(Collection entries)
══════
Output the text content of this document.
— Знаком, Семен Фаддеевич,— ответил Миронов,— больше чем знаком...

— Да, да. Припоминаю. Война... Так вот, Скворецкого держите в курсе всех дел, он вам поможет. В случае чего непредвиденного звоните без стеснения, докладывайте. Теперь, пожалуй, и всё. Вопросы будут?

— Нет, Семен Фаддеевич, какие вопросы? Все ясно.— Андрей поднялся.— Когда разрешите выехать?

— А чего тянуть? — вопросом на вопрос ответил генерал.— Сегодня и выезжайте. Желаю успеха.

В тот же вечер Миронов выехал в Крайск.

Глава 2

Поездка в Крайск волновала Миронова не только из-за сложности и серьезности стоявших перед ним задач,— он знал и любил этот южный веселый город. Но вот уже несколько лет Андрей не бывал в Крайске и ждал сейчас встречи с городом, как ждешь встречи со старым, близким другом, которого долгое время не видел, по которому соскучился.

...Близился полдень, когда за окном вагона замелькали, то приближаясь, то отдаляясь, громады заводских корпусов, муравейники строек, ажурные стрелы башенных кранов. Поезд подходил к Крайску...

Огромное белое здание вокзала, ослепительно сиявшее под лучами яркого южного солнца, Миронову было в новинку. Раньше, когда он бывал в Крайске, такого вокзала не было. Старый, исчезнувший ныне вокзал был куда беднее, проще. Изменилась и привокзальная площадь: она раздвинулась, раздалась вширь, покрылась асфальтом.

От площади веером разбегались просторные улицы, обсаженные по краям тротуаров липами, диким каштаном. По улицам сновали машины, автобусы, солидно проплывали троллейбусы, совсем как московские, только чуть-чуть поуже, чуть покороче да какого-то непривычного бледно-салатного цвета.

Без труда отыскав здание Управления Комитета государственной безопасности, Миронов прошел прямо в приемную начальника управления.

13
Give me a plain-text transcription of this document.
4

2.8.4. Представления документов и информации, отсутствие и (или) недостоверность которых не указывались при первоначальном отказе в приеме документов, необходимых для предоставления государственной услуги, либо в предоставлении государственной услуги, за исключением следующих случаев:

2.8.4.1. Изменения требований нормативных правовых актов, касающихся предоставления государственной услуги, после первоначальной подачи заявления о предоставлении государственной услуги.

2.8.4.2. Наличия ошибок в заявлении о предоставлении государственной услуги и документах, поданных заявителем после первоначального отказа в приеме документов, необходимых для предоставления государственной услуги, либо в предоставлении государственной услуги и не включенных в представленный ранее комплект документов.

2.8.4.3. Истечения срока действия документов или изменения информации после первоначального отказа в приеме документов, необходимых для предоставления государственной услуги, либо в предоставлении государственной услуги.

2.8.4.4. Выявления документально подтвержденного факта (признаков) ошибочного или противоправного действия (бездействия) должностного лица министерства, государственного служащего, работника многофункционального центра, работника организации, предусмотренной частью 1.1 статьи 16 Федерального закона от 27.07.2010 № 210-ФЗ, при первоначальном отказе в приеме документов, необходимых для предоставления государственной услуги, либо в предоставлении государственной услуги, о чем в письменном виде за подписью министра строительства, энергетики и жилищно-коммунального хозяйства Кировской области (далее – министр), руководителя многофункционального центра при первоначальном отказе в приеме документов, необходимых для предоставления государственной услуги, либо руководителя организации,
══════
EXERCISE DETAILS:
Report all lines of the data above that include the string "предоставлении".

COMPLETED TASK:
2.8.4. Представления документов и информации, отсутствие и (или) недостоверность которых не указывались при первоначальном отказе в приеме документов, необходимых для предоставления государственной услуги, либо в предоставлении государственной услуги, за исключением следующих случаев:
2.8.4.1. Изменения требований нормативных правовых актов, касающихся предоставления государственной услуги, после первоначальной подачи заявления о предоставлении государственной услуги.
2.8.4.2. Наличия ошибок в заявлении о предоставлении государственной услуги и документах, поданных заявителем после первоначального отказа в приеме документов, необходимых для предоставления государственной услуги, либо в предоставлении государственной услуги и не включенных в представленный ранее комплект документов.
2.8.4.3. Истечения срока действия документов или изменения информации после первоначального отказа в приеме документов, необходимых для предоставления государственной услуги, либо в предоставлении государственной услуги.
2.8.4.4. Выявления документально подтвержденного факта (признаков) ошибочного или противоправного действия (бездействия) должностного лица министерства, государственного служащего, работника многофункционального центра, работника организации, предусмотренной частью 1.1 статьи 16 Федерального закона от 27.07.2010 № 210-ФЗ, при первоначальном отказе в приеме документов, необходимых для предоставления государственной услуги, либо в предоставлении государственной услуги, о чем в письменном виде за подписью министра строительства, энергетики и жилищно-коммунального хозяйства Кировской области (далее – министр), руководителя многофункционального центра при первоначальном отказе в приеме документов, необходимых для предоставления государственной услуги, либо руководителя организации,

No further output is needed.